START Task inputs
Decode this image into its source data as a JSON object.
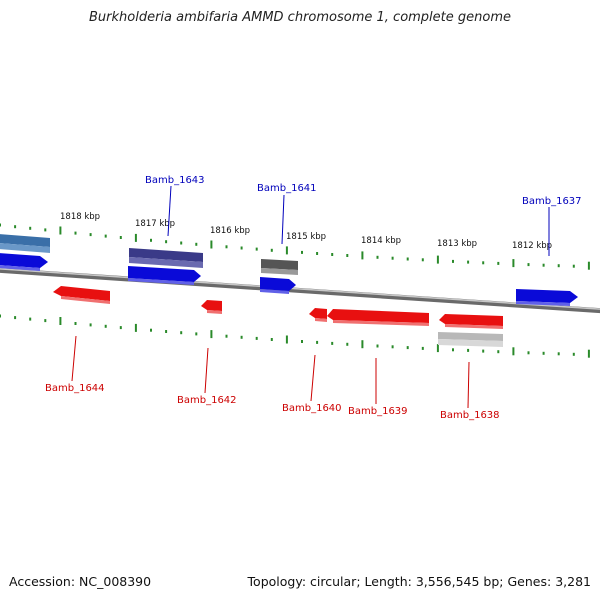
{
  "title": "Burkholderia ambifaria AMMD chromosome 1, complete genome",
  "footer": {
    "accession_label": "Accession:",
    "accession": "NC_008390",
    "topology_label": "Topology:",
    "topology": "circular",
    "length_label": "Length:",
    "length": "3,556,545 bp",
    "genes_label": "Genes:",
    "genes": "3,281"
  },
  "colors": {
    "forward_cds": "#1010ee",
    "reverse_cds": "#ee1010",
    "forward_label": "#0000bb",
    "reverse_label": "#cc0000",
    "tick": "#2a8a2a",
    "backbone": "#888888"
  },
  "kbp_ticks": [
    "1818 kbp",
    "1817 kbp",
    "1816 kbp",
    "1815 kbp",
    "1814 kbp",
    "1813 kbp",
    "1812 kbp"
  ],
  "genes_labeled": {
    "forward": [
      "Bamb_1643",
      "Bamb_1641",
      "Bamb_1637"
    ],
    "reverse": [
      "Bamb_1644",
      "Bamb_1642",
      "Bamb_1640",
      "Bamb_1639",
      "Bamb_1638"
    ]
  }
}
END Task inputs
§ Work request
Without copying any picture, repeat all of the entries exactly.

§ Finished task
Decode this image into its source data as a JSON object.
{
  "title": "Burkholderia ambifaria AMMD chromosome 1, complete genome",
  "footer": {
    "accession_label": "Accession:",
    "accession": "NC_008390",
    "topology_label": "Topology:",
    "topology": "circular",
    "length_label": "Length:",
    "length": "3,556,545 bp",
    "genes_label": "Genes:",
    "genes": "3,281"
  },
  "colors": {
    "forward_cds": "#1010ee",
    "reverse_cds": "#ee1010",
    "forward_label": "#0000bb",
    "reverse_label": "#cc0000",
    "tick": "#2a8a2a",
    "backbone": "#888888"
  },
  "kbp_ticks": [
    "1818 kbp",
    "1817 kbp",
    "1816 kbp",
    "1815 kbp",
    "1814 kbp",
    "1813 kbp",
    "1812 kbp"
  ],
  "genes_labeled": {
    "forward": [
      "Bamb_1643",
      "Bamb_1641",
      "Bamb_1637"
    ],
    "reverse": [
      "Bamb_1644",
      "Bamb_1642",
      "Bamb_1640",
      "Bamb_1639",
      "Bamb_1638"
    ]
  }
}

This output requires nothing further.